Data excerpts:

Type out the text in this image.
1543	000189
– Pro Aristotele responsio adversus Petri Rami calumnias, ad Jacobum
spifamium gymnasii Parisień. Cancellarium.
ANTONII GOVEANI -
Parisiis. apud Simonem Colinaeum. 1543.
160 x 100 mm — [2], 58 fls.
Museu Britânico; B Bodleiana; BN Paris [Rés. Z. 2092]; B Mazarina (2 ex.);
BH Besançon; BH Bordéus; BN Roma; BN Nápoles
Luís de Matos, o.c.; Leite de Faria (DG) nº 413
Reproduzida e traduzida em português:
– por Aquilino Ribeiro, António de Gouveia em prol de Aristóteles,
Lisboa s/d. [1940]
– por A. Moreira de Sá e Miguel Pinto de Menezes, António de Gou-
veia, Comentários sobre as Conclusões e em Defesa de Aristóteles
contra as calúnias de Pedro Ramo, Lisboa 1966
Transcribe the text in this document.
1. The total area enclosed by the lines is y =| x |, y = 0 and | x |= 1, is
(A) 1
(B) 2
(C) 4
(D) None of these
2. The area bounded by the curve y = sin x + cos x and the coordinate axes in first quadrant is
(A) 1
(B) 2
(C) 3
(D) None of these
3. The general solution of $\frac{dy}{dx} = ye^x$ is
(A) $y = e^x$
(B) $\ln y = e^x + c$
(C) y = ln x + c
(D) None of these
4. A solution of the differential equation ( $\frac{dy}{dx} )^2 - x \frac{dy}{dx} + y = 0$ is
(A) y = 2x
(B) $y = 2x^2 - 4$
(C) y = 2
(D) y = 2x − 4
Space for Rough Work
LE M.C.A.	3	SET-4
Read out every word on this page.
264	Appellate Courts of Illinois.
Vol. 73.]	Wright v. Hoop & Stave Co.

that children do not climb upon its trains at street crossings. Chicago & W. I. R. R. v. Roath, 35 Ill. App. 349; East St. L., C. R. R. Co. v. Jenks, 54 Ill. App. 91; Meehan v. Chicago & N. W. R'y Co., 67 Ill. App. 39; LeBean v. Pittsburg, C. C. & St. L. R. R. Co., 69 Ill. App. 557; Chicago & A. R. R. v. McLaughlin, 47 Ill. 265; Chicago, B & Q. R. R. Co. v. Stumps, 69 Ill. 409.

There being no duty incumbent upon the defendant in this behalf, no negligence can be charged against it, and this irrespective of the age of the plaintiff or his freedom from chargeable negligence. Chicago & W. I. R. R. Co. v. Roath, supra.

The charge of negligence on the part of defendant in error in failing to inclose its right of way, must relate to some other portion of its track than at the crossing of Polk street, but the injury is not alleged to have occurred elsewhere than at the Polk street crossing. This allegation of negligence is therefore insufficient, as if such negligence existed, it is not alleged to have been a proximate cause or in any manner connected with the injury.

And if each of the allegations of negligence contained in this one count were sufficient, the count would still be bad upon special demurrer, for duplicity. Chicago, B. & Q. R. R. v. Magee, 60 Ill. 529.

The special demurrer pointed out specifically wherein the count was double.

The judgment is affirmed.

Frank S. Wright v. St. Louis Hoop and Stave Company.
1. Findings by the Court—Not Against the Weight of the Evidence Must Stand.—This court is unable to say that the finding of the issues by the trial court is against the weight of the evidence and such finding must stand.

▶ [Required task]:
Give back the data above exactly as it appears.

▶ [Problem solution]:
Type out the text in this image.
1543	000189
– Pro Aristotele responsio adversus Petri Rami calumnias, ad Jacobum
spifamium gymnasii Parisień. Cancellarium.
ANTONII GOVEANI -
Parisiis. apud Simonem Colinaeum. 1543.
160 x 100 mm — [2], 58 fls.
Museu Britânico; B Bodleiana; BN Paris [Rés. Z. 2092]; B Mazarina (2 ex.);
BH Besançon; BH Bordéus; BN Roma; BN Nápoles
Luís de Matos, o.c.; Leite de Faria (DG) nº 413
Reproduzida e traduzida em português:
– por Aquilino Ribeiro, António de Gouveia em prol de Aristóteles,
Lisboa s/d. [1940]
– por A. Moreira de Sá e Miguel Pinto de Menezes, António de Gou-
veia, Comentários sobre as Conclusões e em Defesa de Aristóteles
contra as calúnias de Pedro Ramo, Lisboa 1966
Transcribe the text in this document.
1. The total area enclosed by the lines is y =| x |, y = 0 and | x |= 1, is
(A) 1
(B) 2
(C) 4
(D) None of these
2. The area bounded by the curve y = sin x + cos x and the coordinate axes in first quadrant is
(A) 1
(B) 2
(C) 3
(D) None of these
3. The general solution of $\frac{dy}{dx} = ye^x$ is
(A) $y = e^x$
(B) $\ln y = e^x + c$
(C) y = ln x + c
(D) None of these
4. A solution of the differential equation ( $\frac{dy}{dx} )^2 - x \frac{dy}{dx} + y = 0$ is
(A) y = 2x
(B) $y = 2x^2 - 4$
(C) y = 2
(D) y = 2x − 4
Space for Rough Work
LE M.C.A.	3	SET-4
Read out every word on this page.
264	Appellate Courts of Illinois.
Vol. 73.]	Wright v. Hoop & Stave Co.

that children do not climb upon its trains at street crossings. Chicago & W. I. R. R. v. Roath, 35 Ill. App. 349; East St. L., C. R. R. Co. v. Jenks, 54 Ill. App. 91; Meehan v. Chicago & N. W. R'y Co., 67 Ill. App. 39; LeBean v. Pittsburg, C. C. & St. L. R. R. Co., 69 Ill. App. 557; Chicago & A. R. R. v. McLaughlin, 47 Ill. 265; Chicago, B & Q. R. R. Co. v. Stumps, 69 Ill. 409.

There being no duty incumbent upon the defendant in this behalf, no negligence can be charged against it, and this irrespective of the age of the plaintiff or his freedom from chargeable negligence. Chicago & W. I. R. R. Co. v. Roath, supra.

The charge of negligence on the part of defendant in error in failing to inclose its right of way, must relate to some other portion of its track than at the crossing of Polk street, but the injury is not alleged to have occurred elsewhere than at the Polk street crossing. This allegation of negligence is therefore insufficient, as if such negligence existed, it is not alleged to have been a proximate cause or in any manner connected with the injury.

And if each of the allegations of negligence contained in this one count were sufficient, the count would still be bad upon special demurrer, for duplicity. Chicago, B. & Q. R. R. v. Magee, 60 Ill. 529.

The special demurrer pointed out specifically wherein the count was double.

The judgment is affirmed.

Frank S. Wright v. St. Louis Hoop and Stave Company.
1. Findings by the Court—Not Against the Weight of the Evidence Must Stand.—This court is unable to say that the finding of the issues by the trial court is against the weight of the evidence and such finding must stand.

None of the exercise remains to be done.